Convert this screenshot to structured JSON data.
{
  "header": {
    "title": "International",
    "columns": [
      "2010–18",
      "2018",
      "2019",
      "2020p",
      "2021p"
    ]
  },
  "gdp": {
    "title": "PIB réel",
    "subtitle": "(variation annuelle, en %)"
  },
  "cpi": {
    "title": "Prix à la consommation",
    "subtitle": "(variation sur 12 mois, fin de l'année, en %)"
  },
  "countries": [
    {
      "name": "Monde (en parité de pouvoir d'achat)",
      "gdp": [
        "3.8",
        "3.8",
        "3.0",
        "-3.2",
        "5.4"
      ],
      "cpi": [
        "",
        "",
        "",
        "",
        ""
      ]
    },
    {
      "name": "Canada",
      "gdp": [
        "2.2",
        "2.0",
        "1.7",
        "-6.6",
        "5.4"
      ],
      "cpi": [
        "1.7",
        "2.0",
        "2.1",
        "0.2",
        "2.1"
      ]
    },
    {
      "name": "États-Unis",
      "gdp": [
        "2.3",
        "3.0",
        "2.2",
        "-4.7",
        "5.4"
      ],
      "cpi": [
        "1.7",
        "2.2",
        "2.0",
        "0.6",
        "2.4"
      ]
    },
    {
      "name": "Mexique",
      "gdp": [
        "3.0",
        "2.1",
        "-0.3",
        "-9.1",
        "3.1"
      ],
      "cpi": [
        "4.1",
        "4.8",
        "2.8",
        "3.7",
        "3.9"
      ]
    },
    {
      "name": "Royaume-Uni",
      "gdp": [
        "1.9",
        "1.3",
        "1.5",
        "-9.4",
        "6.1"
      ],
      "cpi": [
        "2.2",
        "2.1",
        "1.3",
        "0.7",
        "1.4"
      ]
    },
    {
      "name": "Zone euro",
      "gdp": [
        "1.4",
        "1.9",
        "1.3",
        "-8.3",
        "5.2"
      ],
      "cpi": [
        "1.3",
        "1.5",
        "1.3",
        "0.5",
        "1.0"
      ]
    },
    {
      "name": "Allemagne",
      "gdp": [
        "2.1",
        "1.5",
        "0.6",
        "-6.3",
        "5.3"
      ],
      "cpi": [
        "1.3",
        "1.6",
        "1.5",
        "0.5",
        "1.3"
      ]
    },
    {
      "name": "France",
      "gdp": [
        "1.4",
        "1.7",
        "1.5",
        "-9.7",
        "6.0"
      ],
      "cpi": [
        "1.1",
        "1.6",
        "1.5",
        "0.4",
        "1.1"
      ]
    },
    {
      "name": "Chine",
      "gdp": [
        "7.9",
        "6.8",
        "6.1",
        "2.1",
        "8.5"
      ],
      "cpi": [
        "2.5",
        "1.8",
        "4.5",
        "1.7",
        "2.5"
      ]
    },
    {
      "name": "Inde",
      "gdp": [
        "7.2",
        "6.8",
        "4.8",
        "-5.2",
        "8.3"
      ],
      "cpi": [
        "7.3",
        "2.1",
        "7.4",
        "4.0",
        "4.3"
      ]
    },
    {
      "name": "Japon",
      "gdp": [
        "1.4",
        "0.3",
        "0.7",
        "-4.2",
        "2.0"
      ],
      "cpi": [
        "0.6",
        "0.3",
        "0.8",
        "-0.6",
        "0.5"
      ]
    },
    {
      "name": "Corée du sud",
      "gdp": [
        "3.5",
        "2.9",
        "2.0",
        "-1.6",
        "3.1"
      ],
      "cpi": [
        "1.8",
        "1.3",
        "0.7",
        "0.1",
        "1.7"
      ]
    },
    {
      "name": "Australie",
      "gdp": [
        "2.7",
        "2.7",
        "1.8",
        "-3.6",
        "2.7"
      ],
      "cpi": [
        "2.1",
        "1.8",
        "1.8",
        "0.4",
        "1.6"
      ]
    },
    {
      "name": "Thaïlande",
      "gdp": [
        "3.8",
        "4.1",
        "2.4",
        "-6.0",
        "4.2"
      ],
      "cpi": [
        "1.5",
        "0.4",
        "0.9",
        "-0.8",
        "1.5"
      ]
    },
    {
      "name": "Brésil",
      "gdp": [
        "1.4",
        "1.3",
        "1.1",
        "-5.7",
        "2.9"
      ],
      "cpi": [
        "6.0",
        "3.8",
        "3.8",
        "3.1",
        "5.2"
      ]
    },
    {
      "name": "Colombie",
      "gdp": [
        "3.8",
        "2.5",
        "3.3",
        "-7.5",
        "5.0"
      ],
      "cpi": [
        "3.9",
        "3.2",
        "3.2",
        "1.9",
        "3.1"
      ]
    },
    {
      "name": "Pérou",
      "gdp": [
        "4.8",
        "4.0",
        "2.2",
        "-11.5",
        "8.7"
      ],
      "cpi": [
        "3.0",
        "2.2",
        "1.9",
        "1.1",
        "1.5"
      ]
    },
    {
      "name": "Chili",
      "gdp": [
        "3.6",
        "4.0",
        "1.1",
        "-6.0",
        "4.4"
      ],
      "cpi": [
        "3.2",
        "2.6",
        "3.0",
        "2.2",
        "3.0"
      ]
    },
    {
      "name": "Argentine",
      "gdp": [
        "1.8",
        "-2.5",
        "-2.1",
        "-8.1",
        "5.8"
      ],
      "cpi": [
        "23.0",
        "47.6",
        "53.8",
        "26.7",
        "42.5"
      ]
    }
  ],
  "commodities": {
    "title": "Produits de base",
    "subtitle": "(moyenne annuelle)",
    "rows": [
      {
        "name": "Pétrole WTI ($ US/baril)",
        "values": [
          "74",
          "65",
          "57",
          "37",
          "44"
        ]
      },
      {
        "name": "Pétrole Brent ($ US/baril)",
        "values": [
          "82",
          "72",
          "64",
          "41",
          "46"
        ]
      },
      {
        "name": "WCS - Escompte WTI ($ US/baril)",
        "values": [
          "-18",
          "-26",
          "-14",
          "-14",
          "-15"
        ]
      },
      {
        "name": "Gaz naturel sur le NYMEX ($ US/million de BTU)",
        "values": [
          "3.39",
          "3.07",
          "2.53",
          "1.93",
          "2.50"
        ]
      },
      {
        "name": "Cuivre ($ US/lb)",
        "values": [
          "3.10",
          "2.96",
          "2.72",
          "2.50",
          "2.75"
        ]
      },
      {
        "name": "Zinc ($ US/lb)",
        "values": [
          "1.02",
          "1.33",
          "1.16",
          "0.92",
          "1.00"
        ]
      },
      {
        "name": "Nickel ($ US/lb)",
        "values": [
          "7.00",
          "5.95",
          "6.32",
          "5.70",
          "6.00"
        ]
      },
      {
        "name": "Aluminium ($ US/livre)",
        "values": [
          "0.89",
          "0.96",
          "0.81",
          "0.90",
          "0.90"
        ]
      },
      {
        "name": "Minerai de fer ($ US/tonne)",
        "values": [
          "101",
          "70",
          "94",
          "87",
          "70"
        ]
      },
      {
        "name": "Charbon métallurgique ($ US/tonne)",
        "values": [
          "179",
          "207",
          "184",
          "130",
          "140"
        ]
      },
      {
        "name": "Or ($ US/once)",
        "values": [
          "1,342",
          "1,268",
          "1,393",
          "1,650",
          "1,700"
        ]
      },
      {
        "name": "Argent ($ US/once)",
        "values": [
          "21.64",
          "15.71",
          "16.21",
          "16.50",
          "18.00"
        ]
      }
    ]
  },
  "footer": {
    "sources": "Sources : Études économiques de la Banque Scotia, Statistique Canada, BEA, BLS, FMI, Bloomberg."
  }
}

════════════════════

▸ STATED PROBLEM
From the entries above, copy every line containing the word "annuelle".

▸ TASK OUTPUT
    "subtitle": "(variation annuelle, en %)"
    "subtitle": "(moyenne annuelle)",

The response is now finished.